[The input]
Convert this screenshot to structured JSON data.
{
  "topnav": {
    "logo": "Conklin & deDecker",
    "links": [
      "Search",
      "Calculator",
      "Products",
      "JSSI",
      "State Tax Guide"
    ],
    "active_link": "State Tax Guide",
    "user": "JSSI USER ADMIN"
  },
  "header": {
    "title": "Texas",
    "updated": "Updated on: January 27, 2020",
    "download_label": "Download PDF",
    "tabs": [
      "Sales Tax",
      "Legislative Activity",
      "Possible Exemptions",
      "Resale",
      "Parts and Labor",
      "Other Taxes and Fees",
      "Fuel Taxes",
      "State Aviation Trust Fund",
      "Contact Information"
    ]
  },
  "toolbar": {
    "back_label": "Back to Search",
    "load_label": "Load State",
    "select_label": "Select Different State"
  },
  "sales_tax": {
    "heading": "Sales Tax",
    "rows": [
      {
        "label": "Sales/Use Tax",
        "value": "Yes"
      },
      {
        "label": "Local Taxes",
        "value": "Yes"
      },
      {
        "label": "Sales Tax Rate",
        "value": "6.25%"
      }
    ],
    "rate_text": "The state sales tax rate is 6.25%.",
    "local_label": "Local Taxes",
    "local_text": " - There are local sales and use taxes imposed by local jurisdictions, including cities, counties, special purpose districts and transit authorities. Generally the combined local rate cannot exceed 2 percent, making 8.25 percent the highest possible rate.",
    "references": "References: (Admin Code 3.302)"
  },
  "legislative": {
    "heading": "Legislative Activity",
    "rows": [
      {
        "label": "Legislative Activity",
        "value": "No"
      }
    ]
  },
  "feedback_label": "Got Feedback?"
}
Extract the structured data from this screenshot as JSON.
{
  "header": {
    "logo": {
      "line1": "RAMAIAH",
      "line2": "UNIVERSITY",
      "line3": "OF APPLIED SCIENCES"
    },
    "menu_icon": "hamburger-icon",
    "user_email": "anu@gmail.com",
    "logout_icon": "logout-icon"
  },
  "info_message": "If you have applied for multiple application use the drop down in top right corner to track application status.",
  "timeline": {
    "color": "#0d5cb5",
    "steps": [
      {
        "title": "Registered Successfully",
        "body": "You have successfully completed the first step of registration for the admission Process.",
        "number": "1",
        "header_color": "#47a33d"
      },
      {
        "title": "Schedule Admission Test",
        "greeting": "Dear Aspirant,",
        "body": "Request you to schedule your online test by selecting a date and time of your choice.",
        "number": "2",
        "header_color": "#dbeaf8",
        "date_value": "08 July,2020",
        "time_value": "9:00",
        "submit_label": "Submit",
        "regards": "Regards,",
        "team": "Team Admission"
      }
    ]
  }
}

==

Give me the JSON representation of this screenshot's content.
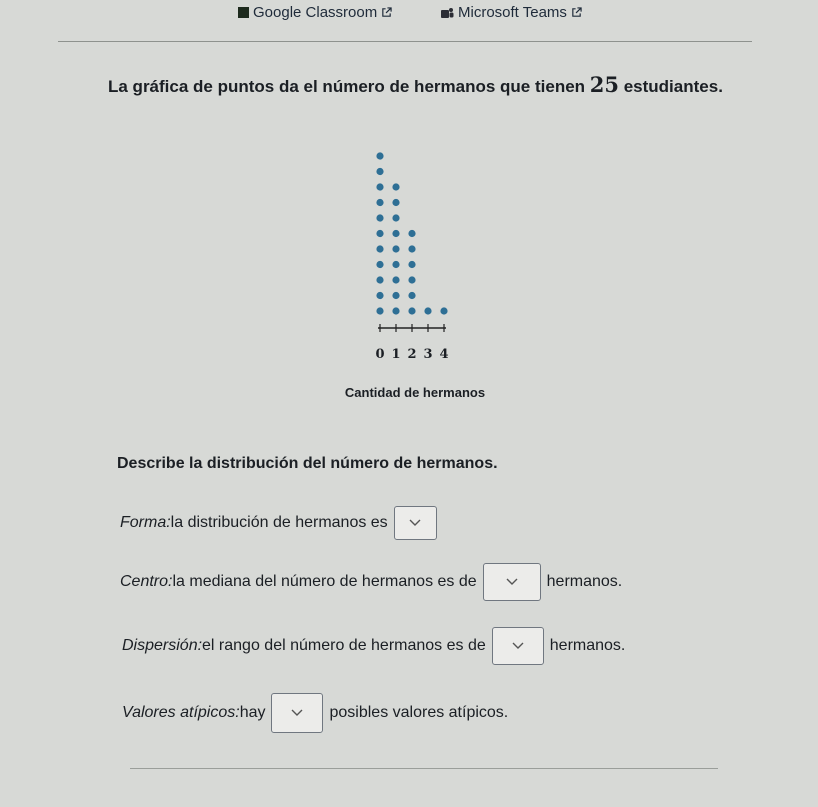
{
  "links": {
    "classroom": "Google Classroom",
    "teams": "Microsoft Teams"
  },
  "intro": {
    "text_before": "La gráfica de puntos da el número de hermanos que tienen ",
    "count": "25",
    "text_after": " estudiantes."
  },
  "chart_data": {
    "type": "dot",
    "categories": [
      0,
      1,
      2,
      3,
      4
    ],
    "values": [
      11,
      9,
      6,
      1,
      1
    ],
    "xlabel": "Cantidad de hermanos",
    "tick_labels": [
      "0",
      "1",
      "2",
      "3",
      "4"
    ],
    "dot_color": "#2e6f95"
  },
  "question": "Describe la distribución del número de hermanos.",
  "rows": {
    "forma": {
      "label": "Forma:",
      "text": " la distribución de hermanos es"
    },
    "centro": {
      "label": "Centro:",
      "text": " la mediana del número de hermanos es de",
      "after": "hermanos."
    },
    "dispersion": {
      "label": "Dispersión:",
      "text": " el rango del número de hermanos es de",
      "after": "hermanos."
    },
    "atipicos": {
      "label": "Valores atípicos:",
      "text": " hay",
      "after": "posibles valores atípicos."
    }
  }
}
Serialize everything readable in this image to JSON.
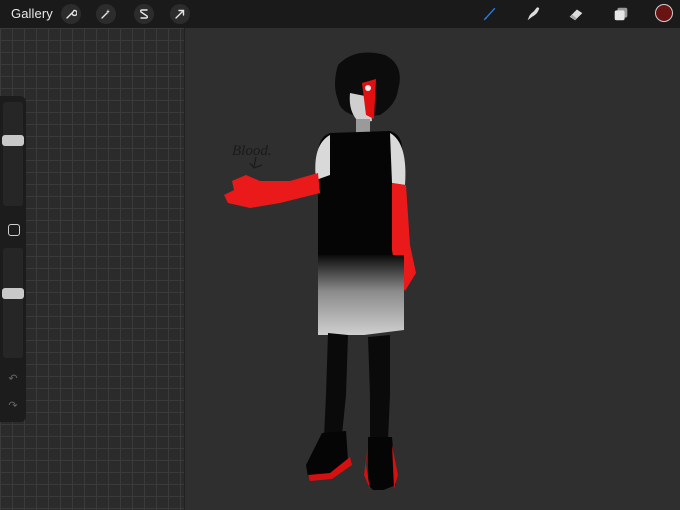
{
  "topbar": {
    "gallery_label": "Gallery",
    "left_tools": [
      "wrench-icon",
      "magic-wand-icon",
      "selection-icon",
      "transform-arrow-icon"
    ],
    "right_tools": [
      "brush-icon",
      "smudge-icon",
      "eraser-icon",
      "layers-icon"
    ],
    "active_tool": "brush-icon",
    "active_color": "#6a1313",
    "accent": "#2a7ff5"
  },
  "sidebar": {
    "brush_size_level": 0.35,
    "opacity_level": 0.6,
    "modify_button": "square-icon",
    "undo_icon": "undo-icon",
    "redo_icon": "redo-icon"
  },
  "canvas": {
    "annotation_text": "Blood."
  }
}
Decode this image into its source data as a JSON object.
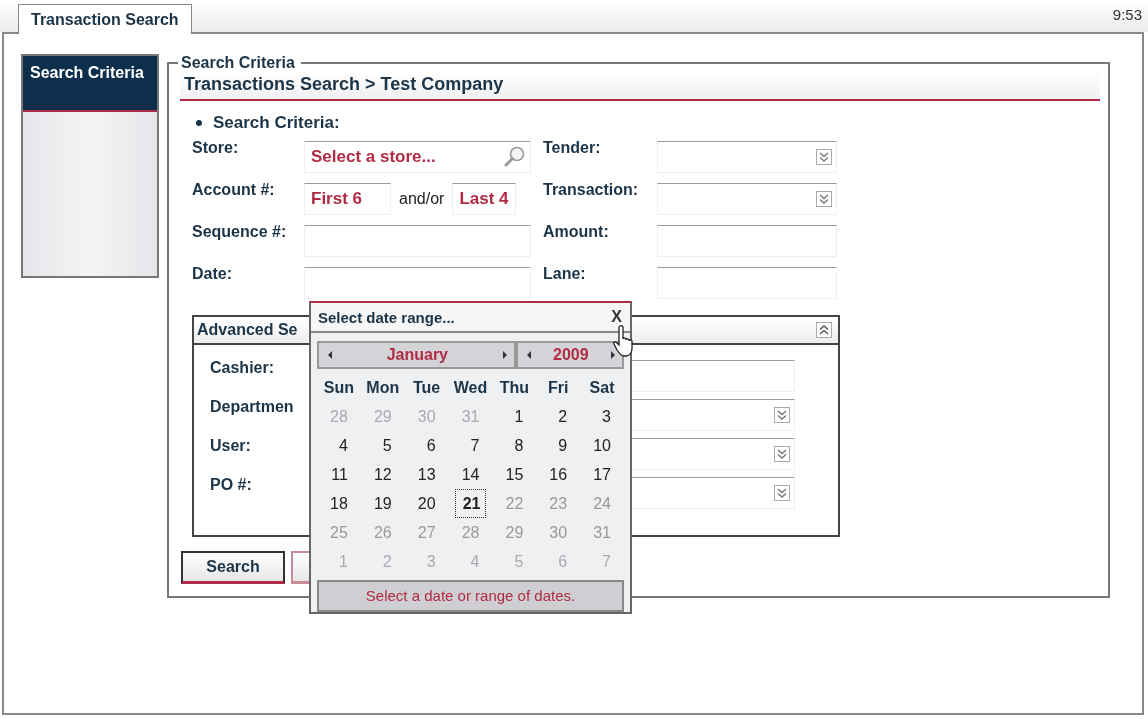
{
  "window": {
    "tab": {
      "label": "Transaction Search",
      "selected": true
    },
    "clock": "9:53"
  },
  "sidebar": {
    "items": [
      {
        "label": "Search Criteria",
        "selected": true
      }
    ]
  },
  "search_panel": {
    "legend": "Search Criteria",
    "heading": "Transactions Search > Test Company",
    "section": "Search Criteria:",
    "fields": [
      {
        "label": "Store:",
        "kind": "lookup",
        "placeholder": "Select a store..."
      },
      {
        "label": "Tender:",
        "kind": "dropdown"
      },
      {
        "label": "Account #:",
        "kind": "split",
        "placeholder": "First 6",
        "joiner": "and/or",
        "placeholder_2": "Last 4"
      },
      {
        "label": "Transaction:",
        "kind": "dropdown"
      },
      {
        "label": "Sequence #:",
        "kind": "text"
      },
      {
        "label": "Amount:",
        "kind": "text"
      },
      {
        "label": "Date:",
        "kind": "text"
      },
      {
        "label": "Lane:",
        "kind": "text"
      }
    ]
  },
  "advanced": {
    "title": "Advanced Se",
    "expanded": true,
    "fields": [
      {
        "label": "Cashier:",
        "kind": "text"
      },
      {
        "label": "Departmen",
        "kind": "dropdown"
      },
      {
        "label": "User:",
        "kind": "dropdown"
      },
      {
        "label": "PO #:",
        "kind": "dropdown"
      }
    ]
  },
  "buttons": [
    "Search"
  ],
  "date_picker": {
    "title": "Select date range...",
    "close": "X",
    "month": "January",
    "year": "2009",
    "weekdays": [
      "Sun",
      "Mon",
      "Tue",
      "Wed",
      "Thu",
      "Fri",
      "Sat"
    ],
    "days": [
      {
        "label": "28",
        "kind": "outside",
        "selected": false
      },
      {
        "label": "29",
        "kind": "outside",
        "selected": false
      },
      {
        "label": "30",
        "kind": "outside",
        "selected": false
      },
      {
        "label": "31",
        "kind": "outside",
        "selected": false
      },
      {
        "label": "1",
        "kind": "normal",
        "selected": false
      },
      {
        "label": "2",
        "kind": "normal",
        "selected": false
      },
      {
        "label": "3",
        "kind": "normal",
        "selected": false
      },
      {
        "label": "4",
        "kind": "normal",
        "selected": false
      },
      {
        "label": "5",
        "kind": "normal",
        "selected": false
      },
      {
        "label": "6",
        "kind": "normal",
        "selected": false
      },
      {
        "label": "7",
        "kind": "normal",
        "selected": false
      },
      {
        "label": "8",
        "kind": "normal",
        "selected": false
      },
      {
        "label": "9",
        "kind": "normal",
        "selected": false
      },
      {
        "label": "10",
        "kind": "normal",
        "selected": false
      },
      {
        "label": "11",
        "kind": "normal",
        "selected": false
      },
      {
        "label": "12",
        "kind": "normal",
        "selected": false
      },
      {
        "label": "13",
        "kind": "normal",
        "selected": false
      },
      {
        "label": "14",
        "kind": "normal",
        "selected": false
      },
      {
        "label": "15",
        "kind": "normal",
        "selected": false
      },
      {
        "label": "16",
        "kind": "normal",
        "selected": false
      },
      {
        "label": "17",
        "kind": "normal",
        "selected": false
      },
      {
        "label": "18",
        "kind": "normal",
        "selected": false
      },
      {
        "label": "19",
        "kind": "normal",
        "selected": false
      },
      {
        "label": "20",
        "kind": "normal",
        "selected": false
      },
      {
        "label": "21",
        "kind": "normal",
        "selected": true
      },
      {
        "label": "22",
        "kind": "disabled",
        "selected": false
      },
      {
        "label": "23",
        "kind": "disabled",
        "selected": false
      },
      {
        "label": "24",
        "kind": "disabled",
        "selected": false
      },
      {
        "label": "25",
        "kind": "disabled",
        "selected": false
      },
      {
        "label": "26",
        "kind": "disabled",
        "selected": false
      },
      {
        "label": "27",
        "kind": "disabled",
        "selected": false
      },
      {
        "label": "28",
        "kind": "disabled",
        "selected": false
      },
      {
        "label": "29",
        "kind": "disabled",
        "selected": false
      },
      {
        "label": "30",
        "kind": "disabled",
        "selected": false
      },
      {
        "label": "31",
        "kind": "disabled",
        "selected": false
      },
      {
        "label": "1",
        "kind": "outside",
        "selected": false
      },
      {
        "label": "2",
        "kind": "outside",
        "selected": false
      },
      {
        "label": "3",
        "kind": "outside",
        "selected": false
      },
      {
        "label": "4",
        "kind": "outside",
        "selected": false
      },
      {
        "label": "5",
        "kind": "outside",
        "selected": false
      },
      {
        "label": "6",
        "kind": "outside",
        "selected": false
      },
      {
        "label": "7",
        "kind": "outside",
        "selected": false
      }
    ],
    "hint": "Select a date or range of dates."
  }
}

--

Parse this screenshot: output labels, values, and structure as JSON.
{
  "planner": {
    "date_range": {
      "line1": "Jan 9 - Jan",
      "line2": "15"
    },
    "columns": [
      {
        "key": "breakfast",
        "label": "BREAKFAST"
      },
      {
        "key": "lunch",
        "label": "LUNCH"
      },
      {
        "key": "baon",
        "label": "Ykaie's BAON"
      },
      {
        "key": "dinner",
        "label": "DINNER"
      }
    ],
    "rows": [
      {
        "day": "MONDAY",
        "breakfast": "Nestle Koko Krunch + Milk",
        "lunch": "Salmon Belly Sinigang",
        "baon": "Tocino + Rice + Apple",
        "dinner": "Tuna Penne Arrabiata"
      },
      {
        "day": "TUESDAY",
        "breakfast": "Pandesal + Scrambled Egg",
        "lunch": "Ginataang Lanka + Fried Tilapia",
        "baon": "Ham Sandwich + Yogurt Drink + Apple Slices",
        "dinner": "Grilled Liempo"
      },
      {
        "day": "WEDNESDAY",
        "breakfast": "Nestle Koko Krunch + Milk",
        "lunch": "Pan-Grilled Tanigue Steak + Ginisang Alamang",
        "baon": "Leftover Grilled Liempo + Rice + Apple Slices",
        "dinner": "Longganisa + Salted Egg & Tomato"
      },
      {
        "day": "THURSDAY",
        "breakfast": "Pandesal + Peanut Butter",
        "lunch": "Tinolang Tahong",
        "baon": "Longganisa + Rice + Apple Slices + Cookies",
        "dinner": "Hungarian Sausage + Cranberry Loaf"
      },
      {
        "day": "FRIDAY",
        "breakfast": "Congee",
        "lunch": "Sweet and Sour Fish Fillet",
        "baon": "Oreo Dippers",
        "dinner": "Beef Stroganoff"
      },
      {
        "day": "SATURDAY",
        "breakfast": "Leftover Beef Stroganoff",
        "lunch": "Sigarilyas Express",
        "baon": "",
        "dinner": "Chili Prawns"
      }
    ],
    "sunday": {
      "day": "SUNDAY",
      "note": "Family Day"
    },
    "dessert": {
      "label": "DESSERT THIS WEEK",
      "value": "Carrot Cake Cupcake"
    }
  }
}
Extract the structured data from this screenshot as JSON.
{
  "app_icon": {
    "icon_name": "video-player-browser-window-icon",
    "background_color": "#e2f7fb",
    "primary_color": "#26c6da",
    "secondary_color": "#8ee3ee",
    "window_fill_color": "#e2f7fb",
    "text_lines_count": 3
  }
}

[Brief]
Show, from the listing above, each line that contains the word "January".

[Result of this exercise]
    "updated": "Updated on: January 27, 2020",
    "month": "January",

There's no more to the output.